## YOUR GOAL
Count the lines in the records below that contain the word "Date", and reply with only that number.

## DATA PROVIDED
^^^^^^^^

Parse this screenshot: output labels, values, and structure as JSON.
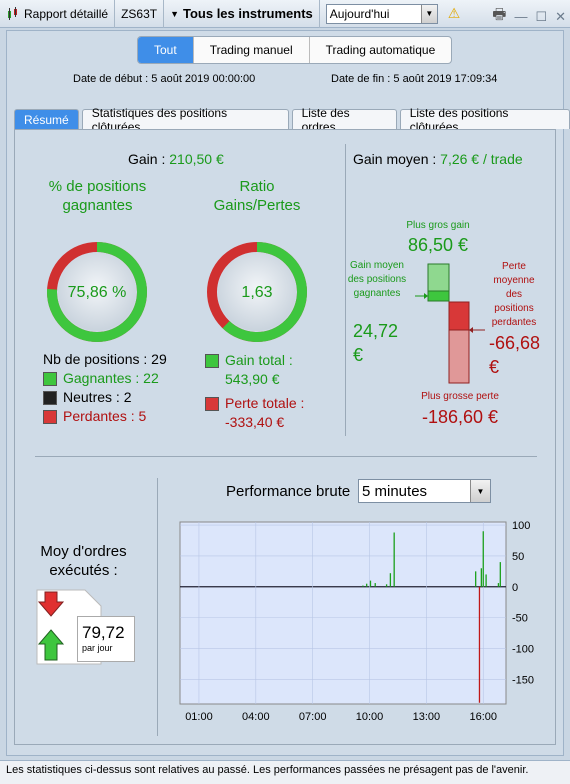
{
  "titlebar": {
    "report_label": "Rapport détaillé",
    "account": "ZS63T",
    "instruments": "Tous les instruments",
    "period_value": "Aujourd'hui"
  },
  "filter": {
    "tabs": [
      "Tout",
      "Trading manuel",
      "Trading automatique"
    ],
    "start_label": "Date de début :",
    "start_value": "5 août 2019 00:00:00",
    "end_label": "Date de fin :",
    "end_value": "5 août 2019 17:09:34"
  },
  "tabs": [
    "Résumé",
    "Statistiques des positions clôturées",
    "Liste des ordres",
    "Liste des positions clôturées"
  ],
  "summary": {
    "gain_label": "Gain :",
    "gain_value": "210,50 €",
    "pct_title": "% de positions gagnantes",
    "pct_value": "75,86 %",
    "pct_fraction": 0.7586,
    "ratio_title": "Ratio Gains/Pertes",
    "ratio_value": "1,63",
    "ratio_fraction": 0.6199,
    "positions_label": "Nb de positions : 29",
    "winners": "Gagnantes : 22",
    "neutral": "Neutres : 2",
    "losers": "Perdantes : 5",
    "total_gain_label": "Gain total :",
    "total_gain_value": "543,90 €",
    "total_loss_label": "Perte totale :",
    "total_loss_value": "-333,40 €"
  },
  "avg": {
    "title_label": "Gain moyen :",
    "title_value": "7,26 € / trade",
    "biggest_gain_label": "Plus gros gain",
    "biggest_gain_value": "86,50 €",
    "avg_gain_label": "Gain moyen des positions gagnantes",
    "avg_gain_value": "24,72 €",
    "avg_loss_label": "Perte moyenne des positions perdantes",
    "avg_loss_value": "-66,68 €",
    "biggest_loss_label": "Plus grosse perte",
    "biggest_loss_value": "-186,60 €"
  },
  "orders": {
    "title": "Moy d'ordres exécutés :",
    "value": "79,72",
    "unit": "par jour"
  },
  "performance": {
    "title": "Performance brute",
    "interval": "5 minutes"
  },
  "chart_data": {
    "type": "bar",
    "x_ticks": [
      "01:00",
      "04:00",
      "07:00",
      "10:00",
      "13:00",
      "16:00"
    ],
    "y_ticks": [
      "100",
      "50",
      "0",
      "-50",
      "-100",
      "-150"
    ],
    "ylim": [
      -190,
      105
    ],
    "xlim_hours": [
      0.0,
      17.2
    ],
    "bars": [
      {
        "t": 9.65,
        "v": 2
      },
      {
        "t": 9.85,
        "v": 5
      },
      {
        "t": 10.05,
        "v": 10
      },
      {
        "t": 10.3,
        "v": 6
      },
      {
        "t": 10.9,
        "v": 4
      },
      {
        "t": 11.1,
        "v": 22
      },
      {
        "t": 11.3,
        "v": 88
      },
      {
        "t": 15.6,
        "v": 25
      },
      {
        "t": 15.8,
        "v": -188
      },
      {
        "t": 15.9,
        "v": 30
      },
      {
        "t": 16.0,
        "v": 90
      },
      {
        "t": 16.15,
        "v": 20
      },
      {
        "t": 16.8,
        "v": 6
      },
      {
        "t": 16.9,
        "v": 40
      }
    ],
    "grid": true
  },
  "footer": {
    "disclaimer": "Les statistiques ci-dessus sont relatives au passé. Les performances passées ne présagent pas de l'avenir."
  },
  "colors": {
    "green": "#1a9a1a",
    "red": "#b01010",
    "accent": "#3f8ee8"
  }
}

^^^^^^^^

## CORRECT RESULT
2